WHAT YOU NEED TO DO:
Send back the entries below exactly as they appear.

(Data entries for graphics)

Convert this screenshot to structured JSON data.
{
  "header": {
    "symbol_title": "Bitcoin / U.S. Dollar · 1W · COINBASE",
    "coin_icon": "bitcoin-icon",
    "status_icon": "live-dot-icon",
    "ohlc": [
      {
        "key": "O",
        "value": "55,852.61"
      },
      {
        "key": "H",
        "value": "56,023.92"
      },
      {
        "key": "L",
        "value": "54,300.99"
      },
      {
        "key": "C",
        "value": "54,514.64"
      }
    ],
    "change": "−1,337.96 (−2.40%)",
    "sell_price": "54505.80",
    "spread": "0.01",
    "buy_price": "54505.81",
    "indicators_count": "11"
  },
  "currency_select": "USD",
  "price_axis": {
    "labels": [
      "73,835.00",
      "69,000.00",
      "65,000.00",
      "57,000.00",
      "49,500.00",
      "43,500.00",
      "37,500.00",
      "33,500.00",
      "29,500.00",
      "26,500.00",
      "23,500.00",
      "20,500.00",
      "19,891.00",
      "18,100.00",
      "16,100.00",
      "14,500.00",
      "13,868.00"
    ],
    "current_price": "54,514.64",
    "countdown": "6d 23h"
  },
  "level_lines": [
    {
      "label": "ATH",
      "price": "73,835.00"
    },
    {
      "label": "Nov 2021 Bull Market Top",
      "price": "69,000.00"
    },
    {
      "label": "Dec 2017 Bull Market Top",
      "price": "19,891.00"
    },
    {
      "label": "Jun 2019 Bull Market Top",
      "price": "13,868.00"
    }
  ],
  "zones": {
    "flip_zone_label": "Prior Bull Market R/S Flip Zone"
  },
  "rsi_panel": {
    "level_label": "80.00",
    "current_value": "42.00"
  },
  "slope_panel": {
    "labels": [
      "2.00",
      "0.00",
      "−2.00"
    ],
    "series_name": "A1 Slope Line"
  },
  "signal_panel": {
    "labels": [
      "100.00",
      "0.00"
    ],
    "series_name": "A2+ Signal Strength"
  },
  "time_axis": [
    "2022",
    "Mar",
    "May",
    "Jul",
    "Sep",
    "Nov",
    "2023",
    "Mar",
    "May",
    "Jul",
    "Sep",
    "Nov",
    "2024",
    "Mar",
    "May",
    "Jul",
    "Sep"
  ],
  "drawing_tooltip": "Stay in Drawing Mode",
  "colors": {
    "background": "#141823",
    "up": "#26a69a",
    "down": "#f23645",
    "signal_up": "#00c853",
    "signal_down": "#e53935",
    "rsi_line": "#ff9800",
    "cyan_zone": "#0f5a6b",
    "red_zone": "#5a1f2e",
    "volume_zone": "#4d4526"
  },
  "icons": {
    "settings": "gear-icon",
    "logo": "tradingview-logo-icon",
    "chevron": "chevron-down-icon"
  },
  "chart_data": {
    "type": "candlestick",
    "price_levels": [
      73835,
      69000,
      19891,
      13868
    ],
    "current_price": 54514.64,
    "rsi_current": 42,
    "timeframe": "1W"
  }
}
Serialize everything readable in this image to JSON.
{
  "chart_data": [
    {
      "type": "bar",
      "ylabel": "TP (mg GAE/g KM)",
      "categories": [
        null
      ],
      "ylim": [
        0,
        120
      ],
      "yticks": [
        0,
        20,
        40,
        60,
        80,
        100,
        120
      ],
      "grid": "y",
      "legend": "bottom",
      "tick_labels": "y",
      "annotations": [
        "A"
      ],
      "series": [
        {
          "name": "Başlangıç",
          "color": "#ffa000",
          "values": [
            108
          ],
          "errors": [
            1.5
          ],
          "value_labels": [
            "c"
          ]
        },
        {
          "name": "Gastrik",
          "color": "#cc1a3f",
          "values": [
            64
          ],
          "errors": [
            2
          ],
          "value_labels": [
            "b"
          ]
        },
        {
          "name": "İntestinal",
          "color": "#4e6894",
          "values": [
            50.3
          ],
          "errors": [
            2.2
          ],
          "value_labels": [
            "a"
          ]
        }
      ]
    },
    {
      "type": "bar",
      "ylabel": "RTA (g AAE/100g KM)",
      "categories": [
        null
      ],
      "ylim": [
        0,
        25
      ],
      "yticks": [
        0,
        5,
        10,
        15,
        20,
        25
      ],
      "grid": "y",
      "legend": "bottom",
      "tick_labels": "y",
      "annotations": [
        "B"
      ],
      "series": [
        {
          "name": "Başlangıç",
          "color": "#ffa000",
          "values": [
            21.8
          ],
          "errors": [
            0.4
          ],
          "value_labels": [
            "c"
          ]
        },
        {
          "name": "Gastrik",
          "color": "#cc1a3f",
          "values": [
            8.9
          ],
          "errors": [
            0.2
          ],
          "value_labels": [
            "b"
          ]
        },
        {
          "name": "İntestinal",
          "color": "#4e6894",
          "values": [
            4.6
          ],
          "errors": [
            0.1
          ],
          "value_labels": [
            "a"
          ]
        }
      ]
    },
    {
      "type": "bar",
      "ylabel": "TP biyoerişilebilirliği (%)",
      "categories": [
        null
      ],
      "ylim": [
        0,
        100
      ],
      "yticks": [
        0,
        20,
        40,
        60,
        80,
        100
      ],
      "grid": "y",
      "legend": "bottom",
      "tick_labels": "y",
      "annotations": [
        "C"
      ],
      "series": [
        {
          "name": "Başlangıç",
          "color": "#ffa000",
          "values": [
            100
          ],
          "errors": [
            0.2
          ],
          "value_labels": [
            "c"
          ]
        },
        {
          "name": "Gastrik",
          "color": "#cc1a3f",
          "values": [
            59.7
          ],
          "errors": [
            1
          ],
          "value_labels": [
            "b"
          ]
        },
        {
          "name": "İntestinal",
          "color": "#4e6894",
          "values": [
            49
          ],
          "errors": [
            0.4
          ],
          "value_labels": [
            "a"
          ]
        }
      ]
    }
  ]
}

REPLY TO THE TASK:
Convert this screenshot to structured JSON data.
{
  "header": {
    "symbol_title": "Bitcoin / U.S. Dollar · 1W · COINBASE",
    "coin_icon": "bitcoin-icon",
    "status_icon": "live-dot-icon",
    "ohlc": [
      {
        "key": "O",
        "value": "55,852.61"
      },
      {
        "key": "H",
        "value": "56,023.92"
      },
      {
        "key": "L",
        "value": "54,300.99"
      },
      {
        "key": "C",
        "value": "54,514.64"
      }
    ],
    "change": "−1,337.96 (−2.40%)",
    "sell_price": "54505.80",
    "spread": "0.01",
    "buy_price": "54505.81",
    "indicators_count": "11"
  },
  "currency_select": "USD",
  "price_axis": {
    "labels": [
      "73,835.00",
      "69,000.00",
      "65,000.00",
      "57,000.00",
      "49,500.00",
      "43,500.00",
      "37,500.00",
      "33,500.00",
      "29,500.00",
      "26,500.00",
      "23,500.00",
      "20,500.00",
      "19,891.00",
      "18,100.00",
      "16,100.00",
      "14,500.00",
      "13,868.00"
    ],
    "current_price": "54,514.64",
    "countdown": "6d 23h"
  },
  "level_lines": [
    {
      "label": "ATH",
      "price": "73,835.00"
    },
    {
      "label": "Nov 2021 Bull Market Top",
      "price": "69,000.00"
    },
    {
      "label": "Dec 2017 Bull Market Top",
      "price": "19,891.00"
    },
    {
      "label": "Jun 2019 Bull Market Top",
      "price": "13,868.00"
    }
  ],
  "zones": {
    "flip_zone_label": "Prior Bull Market R/S Flip Zone"
  },
  "rsi_panel": {
    "level_label": "80.00",
    "current_value": "42.00"
  },
  "slope_panel": {
    "labels": [
      "2.00",
      "0.00",
      "−2.00"
    ],
    "series_name": "A1 Slope Line"
  },
  "signal_panel": {
    "labels": [
      "100.00",
      "0.00"
    ],
    "series_name": "A2+ Signal Strength"
  },
  "time_axis": [
    "2022",
    "Mar",
    "May",
    "Jul",
    "Sep",
    "Nov",
    "2023",
    "Mar",
    "May",
    "Jul",
    "Sep",
    "Nov",
    "2024",
    "Mar",
    "May",
    "Jul",
    "Sep"
  ],
  "drawing_tooltip": "Stay in Drawing Mode",
  "colors": {
    "background": "#141823",
    "up": "#26a69a",
    "down": "#f23645",
    "signal_up": "#00c853",
    "signal_down": "#e53935",
    "rsi_line": "#ff9800",
    "cyan_zone": "#0f5a6b",
    "red_zone": "#5a1f2e",
    "volume_zone": "#4d4526"
  },
  "icons": {
    "settings": "gear-icon",
    "logo": "tradingview-logo-icon",
    "chevron": "chevron-down-icon"
  },
  "chart_data": {
    "type": "candlestick",
    "price_levels": [
      73835,
      69000,
      19891,
      13868
    ],
    "current_price": 54514.64,
    "rsi_current": 42,
    "timeframe": "1W"
  }
}
Serialize everything readable in this image to JSON.
{
  "chart_data": [
    {
      "type": "bar",
      "ylabel": "TP (mg GAE/g KM)",
      "categories": [
        null
      ],
      "ylim": [
        0,
        120
      ],
      "yticks": [
        0,
        20,
        40,
        60,
        80,
        100,
        120
      ],
      "grid": "y",
      "legend": "bottom",
      "tick_labels": "y",
      "annotations": [
        "A"
      ],
      "series": [
        {
          "name": "Başlangıç",
          "color": "#ffa000",
          "values": [
            108
          ],
          "errors": [
            1.5
          ],
          "value_labels": [
            "c"
          ]
        },
        {
          "name": "Gastrik",
          "color": "#cc1a3f",
          "values": [
            64
          ],
          "errors": [
            2
          ],
          "value_labels": [
            "b"
          ]
        },
        {
          "name": "İntestinal",
          "color": "#4e6894",
          "values": [
            50.3
          ],
          "errors": [
            2.2
          ],
          "value_labels": [
            "a"
          ]
        }
      ]
    },
    {
      "type": "bar",
      "ylabel": "RTA (g AAE/100g KM)",
      "categories": [
        null
      ],
      "ylim": [
        0,
        25
      ],
      "yticks": [
        0,
        5,
        10,
        15,
        20,
        25
      ],
      "grid": "y",
      "legend": "bottom",
      "tick_labels": "y",
      "annotations": [
        "B"
      ],
      "series": [
        {
          "name": "Başlangıç",
          "color": "#ffa000",
          "values": [
            21.8
          ],
          "errors": [
            0.4
          ],
          "value_labels": [
            "c"
          ]
        },
        {
          "name": "Gastrik",
          "color": "#cc1a3f",
          "values": [
            8.9
          ],
          "errors": [
            0.2
          ],
          "value_labels": [
            "b"
          ]
        },
        {
          "name": "İntestinal",
          "color": "#4e6894",
          "values": [
            4.6
          ],
          "errors": [
            0.1
          ],
          "value_labels": [
            "a"
          ]
        }
      ]
    },
    {
      "type": "bar",
      "ylabel": "TP biyoerişilebilirliği (%)",
      "categories": [
        null
      ],
      "ylim": [
        0,
        100
      ],
      "yticks": [
        0,
        20,
        40,
        60,
        80,
        100
      ],
      "grid": "y",
      "legend": "bottom",
      "tick_labels": "y",
      "annotations": [
        "C"
      ],
      "series": [
        {
          "name": "Başlangıç",
          "color": "#ffa000",
          "values": [
            100
          ],
          "errors": [
            0.2
          ],
          "value_labels": [
            "c"
          ]
        },
        {
          "name": "Gastrik",
          "color": "#cc1a3f",
          "values": [
            59.7
          ],
          "errors": [
            1
          ],
          "value_labels": [
            "b"
          ]
        },
        {
          "name": "İntestinal",
          "color": "#4e6894",
          "values": [
            49
          ],
          "errors": [
            0.4
          ],
          "value_labels": [
            "a"
          ]
        }
      ]
    }
  ]
}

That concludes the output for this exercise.